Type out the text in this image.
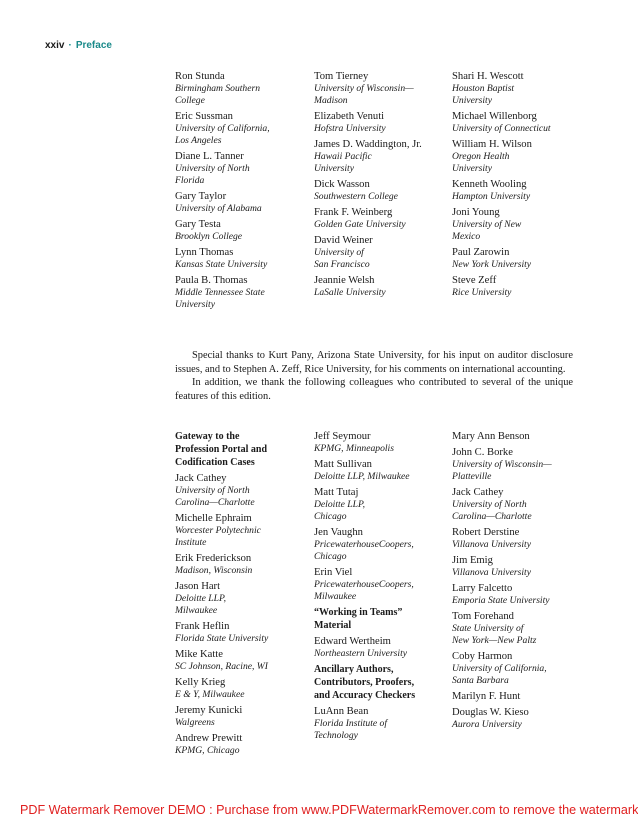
xxiv · Preface
Ron Stunda
Birmingham Southern
College
Eric Sussman
University of California,
Los Angeles
Diane L. Tanner
University of North
Florida
Gary Taylor
University of Alabama
Gary Testa
Brooklyn College
Lynn Thomas
Kansas State University
Paula B. Thomas
Middle Tennessee State
University
Tom Tierney
University of Wisconsin—
Madison
Elizabeth Venuti
Hofstra University
James D. Waddington, Jr.
Hawaii Pacific
University
Dick Wasson
Southwestern College
Frank F. Weinberg
Golden Gate University
David Weiner
University of
San Francisco
Jeannie Welsh
LaSalle University
Shari H. Wescott
Houston Baptist
University
Michael Willenborg
University of Connecticut
William H. Wilson
Oregon Health
University
Kenneth Wooling
Hampton University
Joni Young
University of New
Mexico
Paul Zarowin
New York University
Steve Zeff
Rice University

Special thanks to Kurt Pany, Arizona State University, for his input on auditor disclosure issues, and to Stephen A. Zeff, Rice University, for his comments on international accounting.

In addition, we thank the following colleagues who contributed to several of the unique features of this edition.

Gateway to the
Profession Portal and
Codification Cases
Jack Cathey
University of North
Carolina—Charlotte
Michelle Ephraim
Worcester Polytechnic
Institute
Erik Frederickson
Madison, Wisconsin
Jason Hart
Deloitte LLP,
Milwaukee
Frank Heflin
Florida State University
Mike Katte
SC Johnson, Racine, WI
Kelly Krieg
E & Y, Milwaukee
Jeremy Kunicki
Walgreens
Andrew Prewitt
KPMG, Chicago
Jeff Seymour
KPMG, Minneapolis
Matt Sullivan
Deloitte LLP, Milwaukee
Matt Tutaj
Deloitte LLP,
Chicago
Jen Vaughn
PricewaterhouseCoopers,
Chicago
Erin Viel
PricewaterhouseCoopers,
Milwaukee
“Working in Teams”
Material
Edward Wertheim
Northeastern University
Ancillary Authors,
Contributors, Proofers,
and Accuracy Checkers
LuAnn Bean
Florida Institute of
Technology
Mary Ann Benson
John C. Borke
University of Wisconsin—
Platteville
Jack Cathey
University of North
Carolina—Charlotte
Robert Derstine
Villanova University
Jim Emig
Villanova University
Larry Falcetto
Emporia State University
Tom Forehand
State University of
New York—New Paltz
Coby Harmon
University of California,
Santa Barbara
Marilyn F. Hunt
Douglas W. Kieso
Aurora University
PDF Watermark Remover DEMO : Purchase from www.PDFWatermarkRemover.com to remove the watermark
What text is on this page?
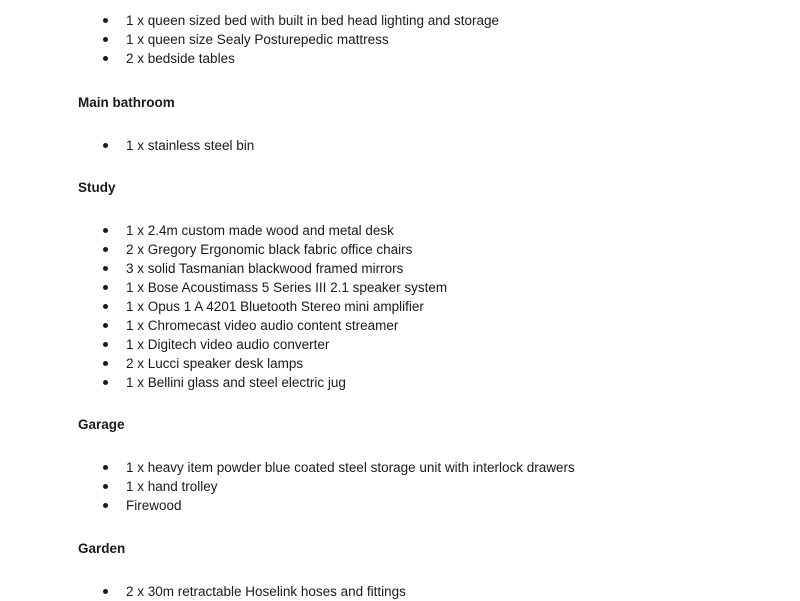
1 x queen sized bed with built in bed head lighting and storage
1 x queen size Sealy Posturepedic mattress
2 x bedside tables
Main bathroom
1 x stainless steel bin
Study
1 x 2.4m custom made wood and metal desk
2 x Gregory Ergonomic black fabric office chairs
3 x solid Tasmanian blackwood framed mirrors
1 x Bose Acoustimass 5 Series III 2.1 speaker system
1 x Opus 1 A 4201 Bluetooth Stereo mini amplifier
1 x Chromecast video audio content streamer
1 x Digitech video audio converter
2 x Lucci speaker desk lamps
1 x Bellini glass and steel electric jug
Garage
1 x heavy item powder blue coated steel storage unit with interlock drawers
1 x hand trolley
Firewood
Garden
2 x 30m retractable Hoselink hoses and fittings
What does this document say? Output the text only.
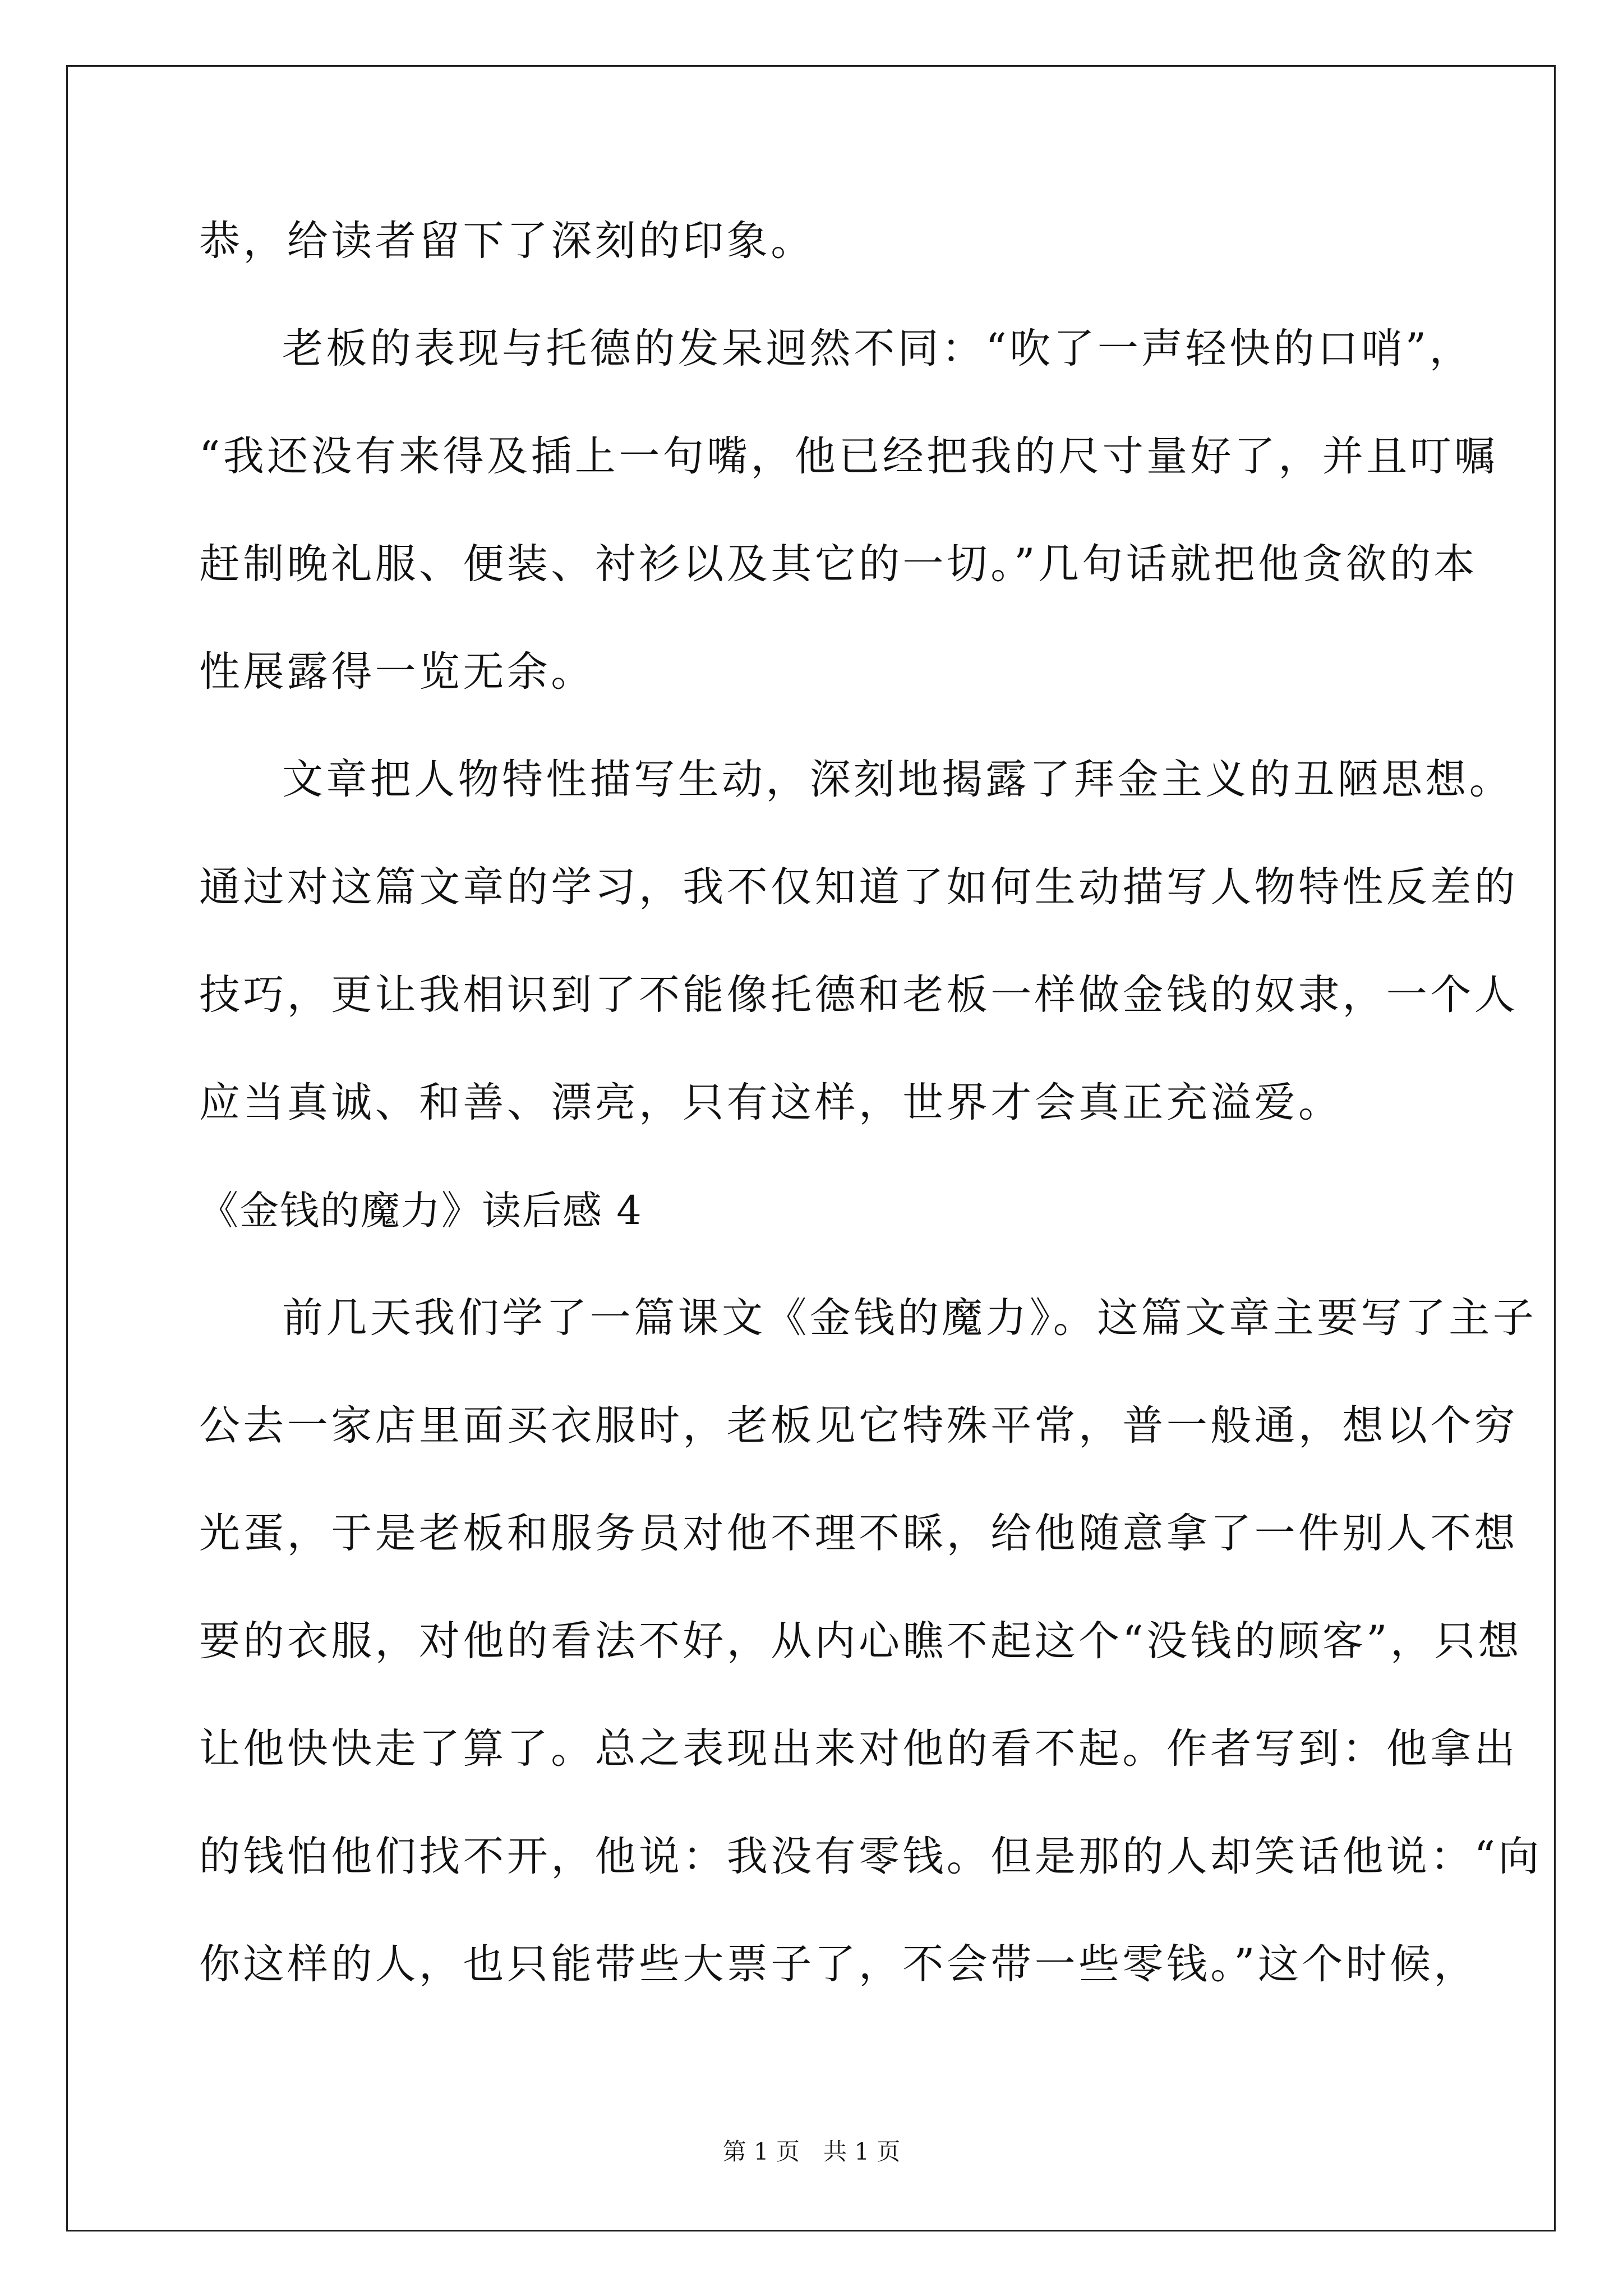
恭，给读者留下了深刻的印象。
老板的表现与托德的发呆迥然不同：“吹了一声轻快的口哨”，
“我还没有来得及插上一句嘴，他已经把我的尺寸量好了，并且叮嘱
赶制晚礼服、便装、衬衫以及其它的一切。”几句话就把他贪欲的本
性展露得一览无余。
文章把人物特性描写生动，深刻地揭露了拜金主义的丑陋思想。
通过对这篇文章的学习，我不仅知道了如何生动描写人物特性反差的
技巧，更让我相识到了不能像托德和老板一样做金钱的奴隶，一个人
应当真诚、和善、漂亮，只有这样，世界才会真正充溢爱。
《金钱的魔力》读后感 4
前几天我们学了一篇课文《金钱的魔力》。这篇文章主要写了主子
公去一家店里面买衣服时，老板见它特殊平常，普一般通，想以个穷
光蛋，于是老板和服务员对他不理不睬，给他随意拿了一件别人不想
要的衣服，对他的看法不好，从内心瞧不起这个“没钱的顾客”，只想
让他快快走了算了。总之表现出来对他的看不起。作者写到：他拿出
的钱怕他们找不开，他说：我没有零钱。但是那的人却笑话他说：“向
你这样的人，也只能带些大票子了，不会带一些零钱。”这个时候，
第 1 页　共 1 页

(What the task asks)
Set down every entry word for word, but omit the pictures.

(Output of the task)
Type out the text in this image.
xxiv · Preface
Ron Stunda
Birmingham Southern
College
Eric Sussman
University of California,
Los Angeles
Diane L. Tanner
University of North
Florida
Gary Taylor
University of Alabama
Gary Testa
Brooklyn College
Lynn Thomas
Kansas State University
Paula B. Thomas
Middle Tennessee State
University
Tom Tierney
University of Wisconsin—
Madison
Elizabeth Venuti
Hofstra University
James D. Waddington, Jr.
Hawaii Pacific
University
Dick Wasson
Southwestern College
Frank F. Weinberg
Golden Gate University
David Weiner
University of
San Francisco
Jeannie Welsh
LaSalle University
Shari H. Wescott
Houston Baptist
University
Michael Willenborg
University of Connecticut
William H. Wilson
Oregon Health
University
Kenneth Wooling
Hampton University
Joni Young
University of New
Mexico
Paul Zarowin
New York University
Steve Zeff
Rice University

Special thanks to Kurt Pany, Arizona State University, for his input on auditor disclosure issues, and to Stephen A. Zeff, Rice University, for his comments on international accounting.

In addition, we thank the following colleagues who contributed to several of the unique features of this edition.

Gateway to the
Profession Portal and
Codification Cases
Jack Cathey
University of North
Carolina—Charlotte
Michelle Ephraim
Worcester Polytechnic
Institute
Erik Frederickson
Madison, Wisconsin
Jason Hart
Deloitte LLP,
Milwaukee
Frank Heflin
Florida State University
Mike Katte
SC Johnson, Racine, WI
Kelly Krieg
E & Y, Milwaukee
Jeremy Kunicki
Walgreens
Andrew Prewitt
KPMG, Chicago
Jeff Seymour
KPMG, Minneapolis
Matt Sullivan
Deloitte LLP, Milwaukee
Matt Tutaj
Deloitte LLP,
Chicago
Jen Vaughn
PricewaterhouseCoopers,
Chicago
Erin Viel
PricewaterhouseCoopers,
Milwaukee
“Working in Teams”
Material
Edward Wertheim
Northeastern University
Ancillary Authors,
Contributors, Proofers,
and Accuracy Checkers
LuAnn Bean
Florida Institute of
Technology
Mary Ann Benson
John C. Borke
University of Wisconsin—
Platteville
Jack Cathey
University of North
Carolina—Charlotte
Robert Derstine
Villanova University
Jim Emig
Villanova University
Larry Falcetto
Emporia State University
Tom Forehand
State University of
New York—New Paltz
Coby Harmon
University of California,
Santa Barbara
Marilyn F. Hunt
Douglas W. Kieso
Aurora University
PDF Watermark Remover DEMO : Purchase from www.PDFWatermarkRemover.com to remove the watermark
What text is on this page?
1 x queen sized bed with built in bed head lighting and storage
1 x queen size Sealy Posturepedic mattress
2 x bedside tables
Main bathroom
1 x stainless steel bin
Study
1 x 2.4m custom made wood and metal desk
2 x Gregory Ergonomic black fabric office chairs
3 x solid Tasmanian blackwood framed mirrors
1 x Bose Acoustimass 5 Series III 2.1 speaker system
1 x Opus 1 A 4201 Bluetooth Stereo mini amplifier
1 x Chromecast video audio content streamer
1 x Digitech video audio converter
2 x Lucci speaker desk lamps
1 x Bellini glass and steel electric jug
Garage
1 x heavy item powder blue coated steel storage unit with interlock drawers
1 x hand trolley
Firewood
Garden
2 x 30m retractable Hoselink hoses and fittings
What does this document say? Output the text only.
恭，给读者留下了深刻的印象。
老板的表现与托德的发呆迥然不同：“吹了一声轻快的口哨”，
“我还没有来得及插上一句嘴，他已经把我的尺寸量好了，并且叮嘱
赶制晚礼服、便装、衬衫以及其它的一切。”几句话就把他贪欲的本
性展露得一览无余。
文章把人物特性描写生动，深刻地揭露了拜金主义的丑陋思想。
通过对这篇文章的学习，我不仅知道了如何生动描写人物特性反差的
技巧，更让我相识到了不能像托德和老板一样做金钱的奴隶，一个人
应当真诚、和善、漂亮，只有这样，世界才会真正充溢爱。
《金钱的魔力》读后感 4
前几天我们学了一篇课文《金钱的魔力》。这篇文章主要写了主子
公去一家店里面买衣服时，老板见它特殊平常，普一般通，想以个穷
光蛋，于是老板和服务员对他不理不睬，给他随意拿了一件别人不想
要的衣服，对他的看法不好，从内心瞧不起这个“没钱的顾客”，只想
让他快快走了算了。总之表现出来对他的看不起。作者写到：他拿出
的钱怕他们找不开，他说：我没有零钱。但是那的人却笑话他说：“向
你这样的人，也只能带些大票子了，不会带一些零钱。”这个时候，
第 1 页　共 1 页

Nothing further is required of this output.